▸ DATASET ENTRIES:

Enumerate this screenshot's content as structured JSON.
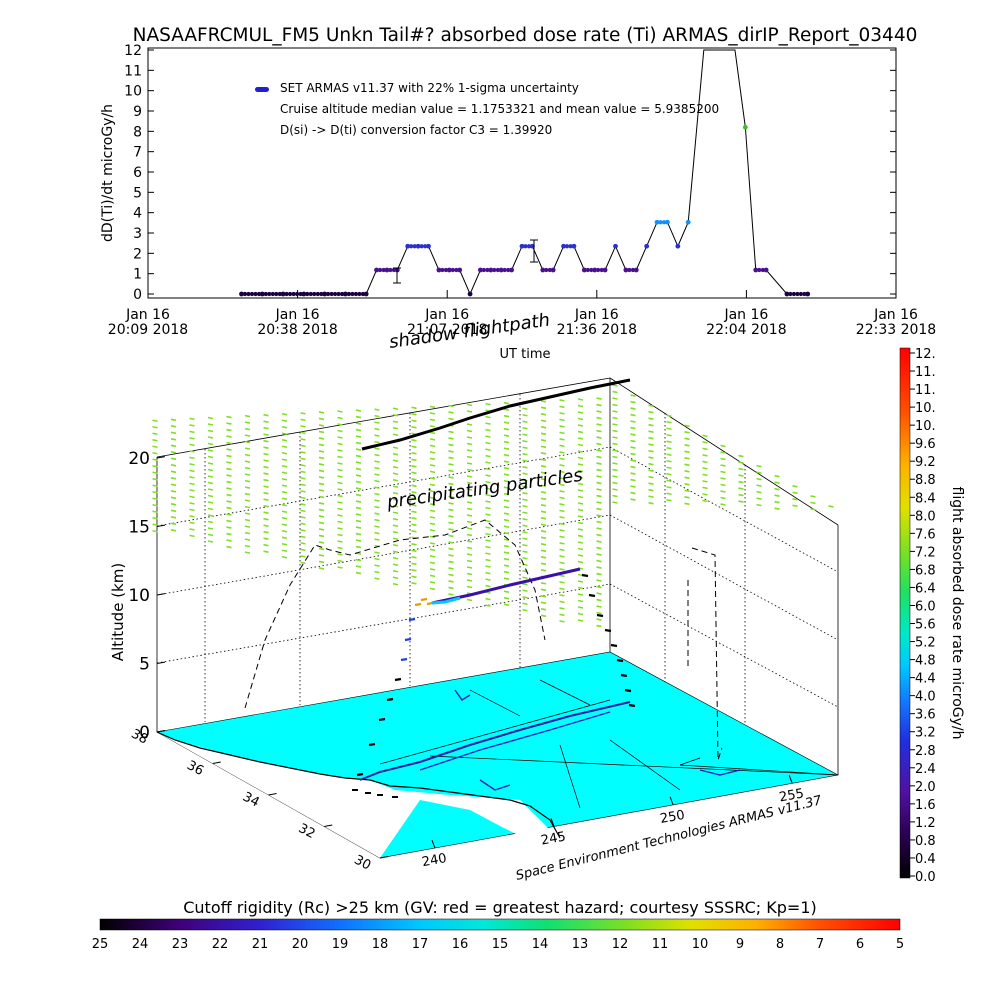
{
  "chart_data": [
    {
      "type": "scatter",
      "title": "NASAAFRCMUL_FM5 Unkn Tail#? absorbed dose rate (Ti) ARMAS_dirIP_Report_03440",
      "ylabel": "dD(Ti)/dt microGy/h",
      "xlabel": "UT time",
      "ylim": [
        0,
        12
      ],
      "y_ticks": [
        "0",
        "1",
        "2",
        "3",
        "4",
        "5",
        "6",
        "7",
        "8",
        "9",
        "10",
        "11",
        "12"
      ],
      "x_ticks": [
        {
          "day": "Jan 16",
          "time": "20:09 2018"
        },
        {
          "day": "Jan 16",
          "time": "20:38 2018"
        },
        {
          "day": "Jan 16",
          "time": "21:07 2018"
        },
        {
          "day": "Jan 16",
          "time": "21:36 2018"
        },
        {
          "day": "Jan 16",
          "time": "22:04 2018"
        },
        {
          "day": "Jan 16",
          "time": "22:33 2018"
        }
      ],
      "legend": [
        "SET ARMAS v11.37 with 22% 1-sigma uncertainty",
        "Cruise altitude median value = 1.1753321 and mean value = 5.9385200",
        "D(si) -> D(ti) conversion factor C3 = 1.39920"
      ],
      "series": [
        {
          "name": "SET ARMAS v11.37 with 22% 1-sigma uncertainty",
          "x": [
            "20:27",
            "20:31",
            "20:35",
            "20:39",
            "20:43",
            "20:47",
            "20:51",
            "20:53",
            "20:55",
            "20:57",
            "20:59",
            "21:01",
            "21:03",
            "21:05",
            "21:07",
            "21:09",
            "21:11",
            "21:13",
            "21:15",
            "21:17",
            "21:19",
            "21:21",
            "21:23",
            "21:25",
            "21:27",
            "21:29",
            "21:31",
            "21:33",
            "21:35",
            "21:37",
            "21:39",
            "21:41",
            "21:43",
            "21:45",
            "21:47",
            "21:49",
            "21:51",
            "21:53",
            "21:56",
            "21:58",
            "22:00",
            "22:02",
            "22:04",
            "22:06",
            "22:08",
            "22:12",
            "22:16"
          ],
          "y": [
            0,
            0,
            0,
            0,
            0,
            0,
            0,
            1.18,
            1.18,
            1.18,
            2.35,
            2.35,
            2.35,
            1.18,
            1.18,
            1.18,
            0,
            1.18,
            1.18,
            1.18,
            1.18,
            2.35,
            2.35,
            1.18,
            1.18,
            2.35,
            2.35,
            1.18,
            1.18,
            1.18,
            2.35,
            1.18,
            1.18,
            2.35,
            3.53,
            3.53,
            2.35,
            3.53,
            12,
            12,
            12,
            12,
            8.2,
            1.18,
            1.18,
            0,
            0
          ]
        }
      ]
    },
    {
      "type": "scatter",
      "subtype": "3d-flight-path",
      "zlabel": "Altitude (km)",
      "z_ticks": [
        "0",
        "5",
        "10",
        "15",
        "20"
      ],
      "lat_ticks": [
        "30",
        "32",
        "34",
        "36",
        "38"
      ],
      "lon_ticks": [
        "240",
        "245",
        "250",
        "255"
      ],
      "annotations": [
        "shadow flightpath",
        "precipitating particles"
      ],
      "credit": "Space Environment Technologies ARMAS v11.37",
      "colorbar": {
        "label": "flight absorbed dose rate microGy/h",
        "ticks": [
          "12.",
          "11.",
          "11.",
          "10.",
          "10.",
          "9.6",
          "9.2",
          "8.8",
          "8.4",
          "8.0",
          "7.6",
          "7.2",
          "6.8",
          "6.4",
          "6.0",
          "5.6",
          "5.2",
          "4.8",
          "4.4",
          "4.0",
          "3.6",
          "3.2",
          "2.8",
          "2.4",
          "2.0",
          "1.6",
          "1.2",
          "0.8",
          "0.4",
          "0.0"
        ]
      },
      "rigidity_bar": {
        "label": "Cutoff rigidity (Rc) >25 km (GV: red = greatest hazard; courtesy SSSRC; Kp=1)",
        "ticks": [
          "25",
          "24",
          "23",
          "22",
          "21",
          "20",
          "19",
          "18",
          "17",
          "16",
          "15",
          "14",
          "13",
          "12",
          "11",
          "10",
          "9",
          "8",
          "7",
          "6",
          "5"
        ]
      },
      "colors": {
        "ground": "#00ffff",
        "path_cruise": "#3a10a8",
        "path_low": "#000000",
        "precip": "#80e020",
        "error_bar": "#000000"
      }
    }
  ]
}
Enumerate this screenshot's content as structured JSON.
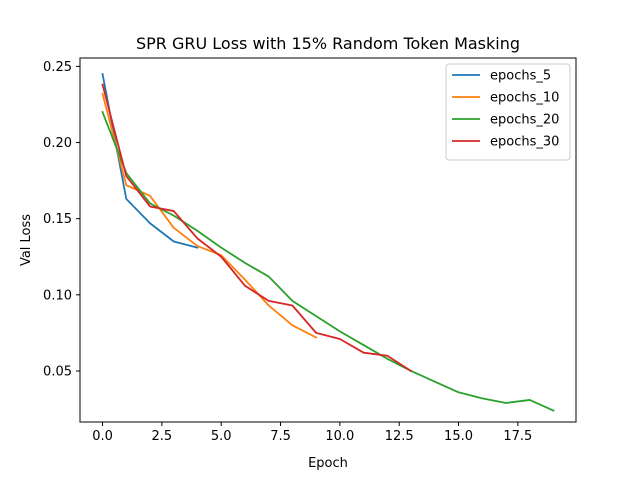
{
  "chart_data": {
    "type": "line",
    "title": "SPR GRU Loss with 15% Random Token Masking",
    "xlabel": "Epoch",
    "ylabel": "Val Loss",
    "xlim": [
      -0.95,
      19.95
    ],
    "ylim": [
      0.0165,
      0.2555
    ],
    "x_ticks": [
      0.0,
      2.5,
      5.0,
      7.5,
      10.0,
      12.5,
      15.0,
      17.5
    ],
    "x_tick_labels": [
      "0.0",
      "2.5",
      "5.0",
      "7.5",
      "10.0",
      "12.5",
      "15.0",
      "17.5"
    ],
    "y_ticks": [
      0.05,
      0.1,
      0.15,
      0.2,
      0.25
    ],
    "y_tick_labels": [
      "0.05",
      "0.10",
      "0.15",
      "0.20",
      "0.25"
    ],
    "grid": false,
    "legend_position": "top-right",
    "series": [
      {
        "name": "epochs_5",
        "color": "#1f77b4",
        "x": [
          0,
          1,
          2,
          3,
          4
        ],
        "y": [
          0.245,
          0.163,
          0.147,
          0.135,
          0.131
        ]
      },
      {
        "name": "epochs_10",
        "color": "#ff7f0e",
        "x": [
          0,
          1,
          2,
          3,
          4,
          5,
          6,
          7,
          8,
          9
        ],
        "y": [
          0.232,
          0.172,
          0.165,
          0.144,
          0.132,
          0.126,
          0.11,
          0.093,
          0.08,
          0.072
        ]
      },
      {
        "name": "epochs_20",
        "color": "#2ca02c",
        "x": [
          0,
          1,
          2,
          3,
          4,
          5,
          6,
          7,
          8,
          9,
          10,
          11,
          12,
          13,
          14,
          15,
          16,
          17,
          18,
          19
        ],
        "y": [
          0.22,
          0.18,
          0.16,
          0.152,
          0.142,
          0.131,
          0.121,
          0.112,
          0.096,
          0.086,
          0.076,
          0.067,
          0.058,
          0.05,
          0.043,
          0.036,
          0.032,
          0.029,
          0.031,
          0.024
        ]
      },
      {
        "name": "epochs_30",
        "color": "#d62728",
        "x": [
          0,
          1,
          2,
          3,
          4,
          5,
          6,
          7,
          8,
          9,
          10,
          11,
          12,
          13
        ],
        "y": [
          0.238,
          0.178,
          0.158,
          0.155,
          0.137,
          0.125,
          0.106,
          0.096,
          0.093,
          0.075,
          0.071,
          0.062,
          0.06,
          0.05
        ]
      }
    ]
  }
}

▸ STATED PROBLEM: Drop the images and quote the entries word for word.

▸ COMPLETE ANSWER:
Enumerate this screenshot's content as structured JSON.
{
  "chart_data": [
    {
      "type": "scatter",
      "title": "NASAAFRCMUL_FM5 Unkn Tail#? absorbed dose rate (Ti) ARMAS_dirIP_Report_03440",
      "ylabel": "dD(Ti)/dt microGy/h",
      "xlabel": "UT time",
      "ylim": [
        0,
        12
      ],
      "y_ticks": [
        "0",
        "1",
        "2",
        "3",
        "4",
        "5",
        "6",
        "7",
        "8",
        "9",
        "10",
        "11",
        "12"
      ],
      "x_ticks": [
        {
          "day": "Jan 16",
          "time": "20:09 2018"
        },
        {
          "day": "Jan 16",
          "time": "20:38 2018"
        },
        {
          "day": "Jan 16",
          "time": "21:07 2018"
        },
        {
          "day": "Jan 16",
          "time": "21:36 2018"
        },
        {
          "day": "Jan 16",
          "time": "22:04 2018"
        },
        {
          "day": "Jan 16",
          "time": "22:33 2018"
        }
      ],
      "legend": [
        "SET ARMAS v11.37 with 22% 1-sigma uncertainty",
        "Cruise altitude median value = 1.1753321 and mean value = 5.9385200",
        "D(si) -> D(ti) conversion factor C3 = 1.39920"
      ],
      "series": [
        {
          "name": "SET ARMAS v11.37 with 22% 1-sigma uncertainty",
          "x": [
            "20:27",
            "20:31",
            "20:35",
            "20:39",
            "20:43",
            "20:47",
            "20:51",
            "20:53",
            "20:55",
            "20:57",
            "20:59",
            "21:01",
            "21:03",
            "21:05",
            "21:07",
            "21:09",
            "21:11",
            "21:13",
            "21:15",
            "21:17",
            "21:19",
            "21:21",
            "21:23",
            "21:25",
            "21:27",
            "21:29",
            "21:31",
            "21:33",
            "21:35",
            "21:37",
            "21:39",
            "21:41",
            "21:43",
            "21:45",
            "21:47",
            "21:49",
            "21:51",
            "21:53",
            "21:56",
            "21:58",
            "22:00",
            "22:02",
            "22:04",
            "22:06",
            "22:08",
            "22:12",
            "22:16"
          ],
          "y": [
            0,
            0,
            0,
            0,
            0,
            0,
            0,
            1.18,
            1.18,
            1.18,
            2.35,
            2.35,
            2.35,
            1.18,
            1.18,
            1.18,
            0,
            1.18,
            1.18,
            1.18,
            1.18,
            2.35,
            2.35,
            1.18,
            1.18,
            2.35,
            2.35,
            1.18,
            1.18,
            1.18,
            2.35,
            1.18,
            1.18,
            2.35,
            3.53,
            3.53,
            2.35,
            3.53,
            12,
            12,
            12,
            12,
            8.2,
            1.18,
            1.18,
            0,
            0
          ]
        }
      ]
    },
    {
      "type": "scatter",
      "subtype": "3d-flight-path",
      "zlabel": "Altitude (km)",
      "z_ticks": [
        "0",
        "5",
        "10",
        "15",
        "20"
      ],
      "lat_ticks": [
        "30",
        "32",
        "34",
        "36",
        "38"
      ],
      "lon_ticks": [
        "240",
        "245",
        "250",
        "255"
      ],
      "annotations": [
        "shadow flightpath",
        "precipitating particles"
      ],
      "credit": "Space Environment Technologies ARMAS v11.37",
      "colorbar": {
        "label": "flight absorbed dose rate microGy/h",
        "ticks": [
          "12.",
          "11.",
          "11.",
          "10.",
          "10.",
          "9.6",
          "9.2",
          "8.8",
          "8.4",
          "8.0",
          "7.6",
          "7.2",
          "6.8",
          "6.4",
          "6.0",
          "5.6",
          "5.2",
          "4.8",
          "4.4",
          "4.0",
          "3.6",
          "3.2",
          "2.8",
          "2.4",
          "2.0",
          "1.6",
          "1.2",
          "0.8",
          "0.4",
          "0.0"
        ]
      },
      "rigidity_bar": {
        "label": "Cutoff rigidity (Rc) >25 km (GV: red = greatest hazard; courtesy SSSRC; Kp=1)",
        "ticks": [
          "25",
          "24",
          "23",
          "22",
          "21",
          "20",
          "19",
          "18",
          "17",
          "16",
          "15",
          "14",
          "13",
          "12",
          "11",
          "10",
          "9",
          "8",
          "7",
          "6",
          "5"
        ]
      },
      "colors": {
        "ground": "#00ffff",
        "path_cruise": "#3a10a8",
        "path_low": "#000000",
        "precip": "#80e020",
        "error_bar": "#000000"
      }
    }
  ]
}
Enumerate this screenshot's content as structured JSON.
{
  "chart_data": {
    "type": "line",
    "title": "SPR GRU Loss with 15% Random Token Masking",
    "xlabel": "Epoch",
    "ylabel": "Val Loss",
    "xlim": [
      -0.95,
      19.95
    ],
    "ylim": [
      0.0165,
      0.2555
    ],
    "x_ticks": [
      0.0,
      2.5,
      5.0,
      7.5,
      10.0,
      12.5,
      15.0,
      17.5
    ],
    "x_tick_labels": [
      "0.0",
      "2.5",
      "5.0",
      "7.5",
      "10.0",
      "12.5",
      "15.0",
      "17.5"
    ],
    "y_ticks": [
      0.05,
      0.1,
      0.15,
      0.2,
      0.25
    ],
    "y_tick_labels": [
      "0.05",
      "0.10",
      "0.15",
      "0.20",
      "0.25"
    ],
    "grid": false,
    "legend_position": "top-right",
    "series": [
      {
        "name": "epochs_5",
        "color": "#1f77b4",
        "x": [
          0,
          1,
          2,
          3,
          4
        ],
        "y": [
          0.245,
          0.163,
          0.147,
          0.135,
          0.131
        ]
      },
      {
        "name": "epochs_10",
        "color": "#ff7f0e",
        "x": [
          0,
          1,
          2,
          3,
          4,
          5,
          6,
          7,
          8,
          9
        ],
        "y": [
          0.232,
          0.172,
          0.165,
          0.144,
          0.132,
          0.126,
          0.11,
          0.093,
          0.08,
          0.072
        ]
      },
      {
        "name": "epochs_20",
        "color": "#2ca02c",
        "x": [
          0,
          1,
          2,
          3,
          4,
          5,
          6,
          7,
          8,
          9,
          10,
          11,
          12,
          13,
          14,
          15,
          16,
          17,
          18,
          19
        ],
        "y": [
          0.22,
          0.18,
          0.16,
          0.152,
          0.142,
          0.131,
          0.121,
          0.112,
          0.096,
          0.086,
          0.076,
          0.067,
          0.058,
          0.05,
          0.043,
          0.036,
          0.032,
          0.029,
          0.031,
          0.024
        ]
      },
      {
        "name": "epochs_30",
        "color": "#d62728",
        "x": [
          0,
          1,
          2,
          3,
          4,
          5,
          6,
          7,
          8,
          9,
          10,
          11,
          12,
          13
        ],
        "y": [
          0.238,
          0.178,
          0.158,
          0.155,
          0.137,
          0.125,
          0.106,
          0.096,
          0.093,
          0.075,
          0.071,
          0.062,
          0.06,
          0.05
        ]
      }
    ]
  }
}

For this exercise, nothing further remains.